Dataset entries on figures

___

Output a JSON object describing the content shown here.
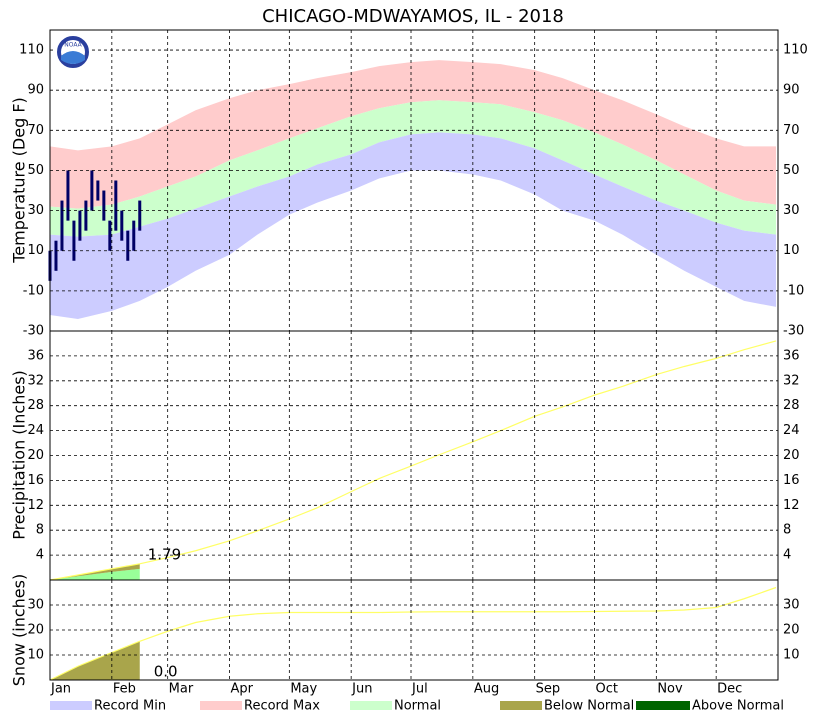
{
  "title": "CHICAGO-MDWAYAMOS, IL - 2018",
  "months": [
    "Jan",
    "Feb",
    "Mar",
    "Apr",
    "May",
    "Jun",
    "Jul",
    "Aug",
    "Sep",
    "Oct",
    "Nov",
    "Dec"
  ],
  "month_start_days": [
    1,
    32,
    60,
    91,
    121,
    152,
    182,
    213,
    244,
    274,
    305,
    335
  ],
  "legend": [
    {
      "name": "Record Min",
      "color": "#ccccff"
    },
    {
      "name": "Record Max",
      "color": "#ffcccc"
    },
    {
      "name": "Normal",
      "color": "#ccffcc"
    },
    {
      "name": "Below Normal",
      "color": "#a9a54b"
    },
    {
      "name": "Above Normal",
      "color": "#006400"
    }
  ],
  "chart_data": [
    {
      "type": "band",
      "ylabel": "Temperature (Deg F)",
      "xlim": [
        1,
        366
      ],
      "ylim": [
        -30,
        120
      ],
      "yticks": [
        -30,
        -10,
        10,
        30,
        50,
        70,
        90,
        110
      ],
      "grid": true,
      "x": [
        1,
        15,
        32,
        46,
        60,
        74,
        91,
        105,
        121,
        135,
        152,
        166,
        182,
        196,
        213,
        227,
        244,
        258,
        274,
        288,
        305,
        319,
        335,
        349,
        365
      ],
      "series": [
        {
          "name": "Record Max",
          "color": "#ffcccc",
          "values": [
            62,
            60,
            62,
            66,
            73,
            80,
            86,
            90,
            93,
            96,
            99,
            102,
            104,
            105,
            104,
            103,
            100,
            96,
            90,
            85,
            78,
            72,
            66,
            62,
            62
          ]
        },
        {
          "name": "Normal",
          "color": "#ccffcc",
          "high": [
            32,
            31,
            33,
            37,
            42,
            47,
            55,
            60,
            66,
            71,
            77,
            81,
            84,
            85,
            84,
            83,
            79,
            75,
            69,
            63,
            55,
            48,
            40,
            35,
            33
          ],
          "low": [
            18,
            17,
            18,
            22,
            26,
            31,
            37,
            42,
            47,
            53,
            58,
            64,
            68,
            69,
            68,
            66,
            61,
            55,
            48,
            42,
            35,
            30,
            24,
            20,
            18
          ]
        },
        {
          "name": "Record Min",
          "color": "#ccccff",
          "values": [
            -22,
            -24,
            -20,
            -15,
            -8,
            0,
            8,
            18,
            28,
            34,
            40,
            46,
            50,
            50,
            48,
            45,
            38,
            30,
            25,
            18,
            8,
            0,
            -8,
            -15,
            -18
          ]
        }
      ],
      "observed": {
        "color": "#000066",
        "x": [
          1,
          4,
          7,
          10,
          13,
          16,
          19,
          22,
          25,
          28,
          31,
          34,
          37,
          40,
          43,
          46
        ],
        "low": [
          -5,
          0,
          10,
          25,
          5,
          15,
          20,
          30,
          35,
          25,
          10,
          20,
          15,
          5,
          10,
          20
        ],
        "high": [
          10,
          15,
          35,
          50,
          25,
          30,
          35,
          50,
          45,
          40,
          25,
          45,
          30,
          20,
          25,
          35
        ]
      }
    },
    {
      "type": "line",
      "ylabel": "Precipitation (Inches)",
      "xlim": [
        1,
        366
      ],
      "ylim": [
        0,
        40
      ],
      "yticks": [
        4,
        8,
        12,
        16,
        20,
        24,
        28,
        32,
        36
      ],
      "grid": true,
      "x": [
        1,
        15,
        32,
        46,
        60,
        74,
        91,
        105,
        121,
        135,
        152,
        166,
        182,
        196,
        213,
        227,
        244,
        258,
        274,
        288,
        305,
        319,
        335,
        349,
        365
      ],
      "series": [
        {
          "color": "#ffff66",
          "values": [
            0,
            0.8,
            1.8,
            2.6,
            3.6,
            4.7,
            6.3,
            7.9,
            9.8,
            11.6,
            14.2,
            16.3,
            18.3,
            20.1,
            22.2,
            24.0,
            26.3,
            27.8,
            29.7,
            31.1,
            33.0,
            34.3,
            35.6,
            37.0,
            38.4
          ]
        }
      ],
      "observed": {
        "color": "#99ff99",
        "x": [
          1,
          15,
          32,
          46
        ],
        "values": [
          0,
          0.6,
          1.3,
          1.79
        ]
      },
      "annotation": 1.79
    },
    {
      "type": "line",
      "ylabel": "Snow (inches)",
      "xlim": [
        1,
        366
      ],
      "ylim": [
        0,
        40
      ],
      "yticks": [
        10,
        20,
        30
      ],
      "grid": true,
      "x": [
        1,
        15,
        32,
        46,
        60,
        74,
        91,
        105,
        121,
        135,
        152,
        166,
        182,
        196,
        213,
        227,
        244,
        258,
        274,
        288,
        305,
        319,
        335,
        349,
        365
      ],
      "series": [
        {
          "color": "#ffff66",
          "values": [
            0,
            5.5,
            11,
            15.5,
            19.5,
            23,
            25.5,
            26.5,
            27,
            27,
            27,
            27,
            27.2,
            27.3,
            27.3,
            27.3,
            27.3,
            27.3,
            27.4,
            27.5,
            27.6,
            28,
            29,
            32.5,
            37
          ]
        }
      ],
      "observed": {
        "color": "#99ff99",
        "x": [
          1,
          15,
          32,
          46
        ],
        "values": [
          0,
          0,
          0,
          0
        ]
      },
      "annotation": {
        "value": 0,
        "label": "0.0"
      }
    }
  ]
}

___

SHORT TASK
Using the data above, print every line exactly, omitting pictures.

RESULT OF THE TASK
Output a JSON object describing the content shown here.
{
  "title": "CHICAGO-MDWAYAMOS, IL - 2018",
  "months": [
    "Jan",
    "Feb",
    "Mar",
    "Apr",
    "May",
    "Jun",
    "Jul",
    "Aug",
    "Sep",
    "Oct",
    "Nov",
    "Dec"
  ],
  "month_start_days": [
    1,
    32,
    60,
    91,
    121,
    152,
    182,
    213,
    244,
    274,
    305,
    335
  ],
  "legend": [
    {
      "name": "Record Min",
      "color": "#ccccff"
    },
    {
      "name": "Record Max",
      "color": "#ffcccc"
    },
    {
      "name": "Normal",
      "color": "#ccffcc"
    },
    {
      "name": "Below Normal",
      "color": "#a9a54b"
    },
    {
      "name": "Above Normal",
      "color": "#006400"
    }
  ],
  "chart_data": [
    {
      "type": "band",
      "ylabel": "Temperature (Deg F)",
      "xlim": [
        1,
        366
      ],
      "ylim": [
        -30,
        120
      ],
      "yticks": [
        -30,
        -10,
        10,
        30,
        50,
        70,
        90,
        110
      ],
      "grid": true,
      "x": [
        1,
        15,
        32,
        46,
        60,
        74,
        91,
        105,
        121,
        135,
        152,
        166,
        182,
        196,
        213,
        227,
        244,
        258,
        274,
        288,
        305,
        319,
        335,
        349,
        365
      ],
      "series": [
        {
          "name": "Record Max",
          "color": "#ffcccc",
          "values": [
            62,
            60,
            62,
            66,
            73,
            80,
            86,
            90,
            93,
            96,
            99,
            102,
            104,
            105,
            104,
            103,
            100,
            96,
            90,
            85,
            78,
            72,
            66,
            62,
            62
          ]
        },
        {
          "name": "Normal",
          "color": "#ccffcc",
          "high": [
            32,
            31,
            33,
            37,
            42,
            47,
            55,
            60,
            66,
            71,
            77,
            81,
            84,
            85,
            84,
            83,
            79,
            75,
            69,
            63,
            55,
            48,
            40,
            35,
            33
          ],
          "low": [
            18,
            17,
            18,
            22,
            26,
            31,
            37,
            42,
            47,
            53,
            58,
            64,
            68,
            69,
            68,
            66,
            61,
            55,
            48,
            42,
            35,
            30,
            24,
            20,
            18
          ]
        },
        {
          "name": "Record Min",
          "color": "#ccccff",
          "values": [
            -22,
            -24,
            -20,
            -15,
            -8,
            0,
            8,
            18,
            28,
            34,
            40,
            46,
            50,
            50,
            48,
            45,
            38,
            30,
            25,
            18,
            8,
            0,
            -8,
            -15,
            -18
          ]
        }
      ],
      "observed": {
        "color": "#000066",
        "x": [
          1,
          4,
          7,
          10,
          13,
          16,
          19,
          22,
          25,
          28,
          31,
          34,
          37,
          40,
          43,
          46
        ],
        "low": [
          -5,
          0,
          10,
          25,
          5,
          15,
          20,
          30,
          35,
          25,
          10,
          20,
          15,
          5,
          10,
          20
        ],
        "high": [
          10,
          15,
          35,
          50,
          25,
          30,
          35,
          50,
          45,
          40,
          25,
          45,
          30,
          20,
          25,
          35
        ]
      }
    },
    {
      "type": "line",
      "ylabel": "Precipitation (Inches)",
      "xlim": [
        1,
        366
      ],
      "ylim": [
        0,
        40
      ],
      "yticks": [
        4,
        8,
        12,
        16,
        20,
        24,
        28,
        32,
        36
      ],
      "grid": true,
      "x": [
        1,
        15,
        32,
        46,
        60,
        74,
        91,
        105,
        121,
        135,
        152,
        166,
        182,
        196,
        213,
        227,
        244,
        258,
        274,
        288,
        305,
        319,
        335,
        349,
        365
      ],
      "series": [
        {
          "color": "#ffff66",
          "values": [
            0,
            0.8,
            1.8,
            2.6,
            3.6,
            4.7,
            6.3,
            7.9,
            9.8,
            11.6,
            14.2,
            16.3,
            18.3,
            20.1,
            22.2,
            24.0,
            26.3,
            27.8,
            29.7,
            31.1,
            33.0,
            34.3,
            35.6,
            37.0,
            38.4
          ]
        }
      ],
      "observed": {
        "color": "#99ff99",
        "x": [
          1,
          15,
          32,
          46
        ],
        "values": [
          0,
          0.6,
          1.3,
          1.79
        ]
      },
      "annotation": 1.79
    },
    {
      "type": "line",
      "ylabel": "Snow (inches)",
      "xlim": [
        1,
        366
      ],
      "ylim": [
        0,
        40
      ],
      "yticks": [
        10,
        20,
        30
      ],
      "grid": true,
      "x": [
        1,
        15,
        32,
        46,
        60,
        74,
        91,
        105,
        121,
        135,
        152,
        166,
        182,
        196,
        213,
        227,
        244,
        258,
        274,
        288,
        305,
        319,
        335,
        349,
        365
      ],
      "series": [
        {
          "color": "#ffff66",
          "values": [
            0,
            5.5,
            11,
            15.5,
            19.5,
            23,
            25.5,
            26.5,
            27,
            27,
            27,
            27,
            27.2,
            27.3,
            27.3,
            27.3,
            27.3,
            27.3,
            27.4,
            27.5,
            27.6,
            28,
            29,
            32.5,
            37
          ]
        }
      ],
      "observed": {
        "color": "#99ff99",
        "x": [
          1,
          15,
          32,
          46
        ],
        "values": [
          0,
          0,
          0,
          0
        ]
      },
      "annotation": {
        "value": 0,
        "label": "0.0"
      }
    }
  ]
}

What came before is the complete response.